*The exercise:* Set down exactly the lines from the one containing "Parse this chart and return its data as JSON." through the last line of the records below, both included, and nothing else.

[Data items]
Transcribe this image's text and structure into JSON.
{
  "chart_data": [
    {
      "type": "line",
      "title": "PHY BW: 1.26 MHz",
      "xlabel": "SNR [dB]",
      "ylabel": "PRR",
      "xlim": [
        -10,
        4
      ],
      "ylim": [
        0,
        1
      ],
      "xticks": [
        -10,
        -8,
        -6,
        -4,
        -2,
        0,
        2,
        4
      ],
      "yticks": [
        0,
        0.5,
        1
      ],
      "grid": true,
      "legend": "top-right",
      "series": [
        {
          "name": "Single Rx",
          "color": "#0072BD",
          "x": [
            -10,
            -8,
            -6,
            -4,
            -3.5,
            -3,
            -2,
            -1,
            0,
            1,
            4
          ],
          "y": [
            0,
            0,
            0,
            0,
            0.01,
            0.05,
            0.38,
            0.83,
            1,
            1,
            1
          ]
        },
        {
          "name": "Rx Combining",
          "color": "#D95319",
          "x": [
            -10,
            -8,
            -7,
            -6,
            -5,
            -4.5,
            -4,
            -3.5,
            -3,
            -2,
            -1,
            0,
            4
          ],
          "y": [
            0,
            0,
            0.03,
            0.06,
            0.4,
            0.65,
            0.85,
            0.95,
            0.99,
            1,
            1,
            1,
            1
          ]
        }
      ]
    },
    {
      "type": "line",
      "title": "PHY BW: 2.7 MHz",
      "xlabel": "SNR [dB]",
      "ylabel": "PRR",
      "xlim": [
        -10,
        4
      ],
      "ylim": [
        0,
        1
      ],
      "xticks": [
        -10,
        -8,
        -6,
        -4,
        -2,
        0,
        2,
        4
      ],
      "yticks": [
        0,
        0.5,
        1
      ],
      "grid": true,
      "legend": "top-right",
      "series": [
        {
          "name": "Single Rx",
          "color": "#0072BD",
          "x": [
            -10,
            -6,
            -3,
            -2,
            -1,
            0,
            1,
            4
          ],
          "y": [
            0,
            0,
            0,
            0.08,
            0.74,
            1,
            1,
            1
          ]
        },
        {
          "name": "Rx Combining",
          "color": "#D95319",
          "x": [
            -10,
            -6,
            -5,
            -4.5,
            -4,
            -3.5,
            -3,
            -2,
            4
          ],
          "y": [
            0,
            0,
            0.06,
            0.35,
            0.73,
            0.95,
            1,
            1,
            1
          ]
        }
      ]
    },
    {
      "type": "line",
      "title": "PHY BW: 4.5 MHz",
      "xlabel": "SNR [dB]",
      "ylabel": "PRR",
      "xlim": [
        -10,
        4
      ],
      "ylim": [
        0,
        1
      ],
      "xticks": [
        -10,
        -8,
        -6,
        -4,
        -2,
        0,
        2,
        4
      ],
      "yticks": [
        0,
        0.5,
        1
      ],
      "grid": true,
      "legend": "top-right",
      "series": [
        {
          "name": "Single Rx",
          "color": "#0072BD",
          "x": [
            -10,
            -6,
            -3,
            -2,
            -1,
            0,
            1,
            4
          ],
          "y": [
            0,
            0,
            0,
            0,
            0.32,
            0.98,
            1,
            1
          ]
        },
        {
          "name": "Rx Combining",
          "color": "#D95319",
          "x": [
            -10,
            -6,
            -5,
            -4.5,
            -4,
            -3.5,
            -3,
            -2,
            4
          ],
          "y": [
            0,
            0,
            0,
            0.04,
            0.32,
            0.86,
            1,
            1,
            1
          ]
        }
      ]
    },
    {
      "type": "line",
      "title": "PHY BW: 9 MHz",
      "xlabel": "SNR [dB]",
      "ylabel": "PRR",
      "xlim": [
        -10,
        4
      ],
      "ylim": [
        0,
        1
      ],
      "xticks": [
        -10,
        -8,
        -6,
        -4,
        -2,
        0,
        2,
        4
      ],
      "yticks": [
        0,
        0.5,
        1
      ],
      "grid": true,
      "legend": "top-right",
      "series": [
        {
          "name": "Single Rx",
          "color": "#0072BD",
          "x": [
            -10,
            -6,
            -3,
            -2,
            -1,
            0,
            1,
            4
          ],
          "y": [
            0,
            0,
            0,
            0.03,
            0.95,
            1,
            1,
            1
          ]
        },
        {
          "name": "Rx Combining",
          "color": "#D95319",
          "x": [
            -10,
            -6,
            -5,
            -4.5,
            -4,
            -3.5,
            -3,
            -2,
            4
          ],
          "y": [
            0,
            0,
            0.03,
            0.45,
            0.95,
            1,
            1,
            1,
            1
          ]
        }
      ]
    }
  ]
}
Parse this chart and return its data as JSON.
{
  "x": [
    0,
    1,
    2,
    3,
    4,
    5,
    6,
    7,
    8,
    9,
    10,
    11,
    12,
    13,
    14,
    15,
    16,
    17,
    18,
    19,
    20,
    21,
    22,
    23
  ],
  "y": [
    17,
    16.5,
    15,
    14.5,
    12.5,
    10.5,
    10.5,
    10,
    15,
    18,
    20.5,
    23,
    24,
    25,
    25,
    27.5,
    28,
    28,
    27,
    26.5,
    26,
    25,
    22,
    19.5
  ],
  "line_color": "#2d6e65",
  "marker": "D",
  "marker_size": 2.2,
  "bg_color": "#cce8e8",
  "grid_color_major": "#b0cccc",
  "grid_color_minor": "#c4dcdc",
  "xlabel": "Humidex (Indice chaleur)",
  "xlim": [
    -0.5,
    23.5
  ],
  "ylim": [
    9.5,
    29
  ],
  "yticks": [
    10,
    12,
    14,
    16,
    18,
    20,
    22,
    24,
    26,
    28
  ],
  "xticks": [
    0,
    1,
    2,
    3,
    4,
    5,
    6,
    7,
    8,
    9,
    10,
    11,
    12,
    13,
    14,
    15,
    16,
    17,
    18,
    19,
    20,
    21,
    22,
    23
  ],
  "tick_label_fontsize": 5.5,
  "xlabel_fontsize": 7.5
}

*Full answer:*
Parse this chart and return its data as JSON.
{
  "x": [
    0,
    1,
    2,
    3,
    4,
    5,
    6,
    7,
    8,
    9,
    10,
    11,
    12,
    13,
    14,
    15,
    16,
    17,
    18,
    19,
    20,
    21,
    22,
    23
  ],
  "y": [
    17,
    16.5,
    15,
    14.5,
    12.5,
    10.5,
    10.5,
    10,
    15,
    18,
    20.5,
    23,
    24,
    25,
    25,
    27.5,
    28,
    28,
    27,
    26.5,
    26,
    25,
    22,
    19.5
  ],
  "line_color": "#2d6e65",
  "marker": "D",
  "marker_size": 2.2,
  "bg_color": "#cce8e8",
  "grid_color_major": "#b0cccc",
  "grid_color_minor": "#c4dcdc",
  "xlabel": "Humidex (Indice chaleur)",
  "xlim": [
    -0.5,
    23.5
  ],
  "ylim": [
    9.5,
    29
  ],
  "yticks": [
    10,
    12,
    14,
    16,
    18,
    20,
    22,
    24,
    26,
    28
  ],
  "xticks": [
    0,
    1,
    2,
    3,
    4,
    5,
    6,
    7,
    8,
    9,
    10,
    11,
    12,
    13,
    14,
    15,
    16,
    17,
    18,
    19,
    20,
    21,
    22,
    23
  ],
  "tick_label_fontsize": 5.5,
  "xlabel_fontsize": 7.5
}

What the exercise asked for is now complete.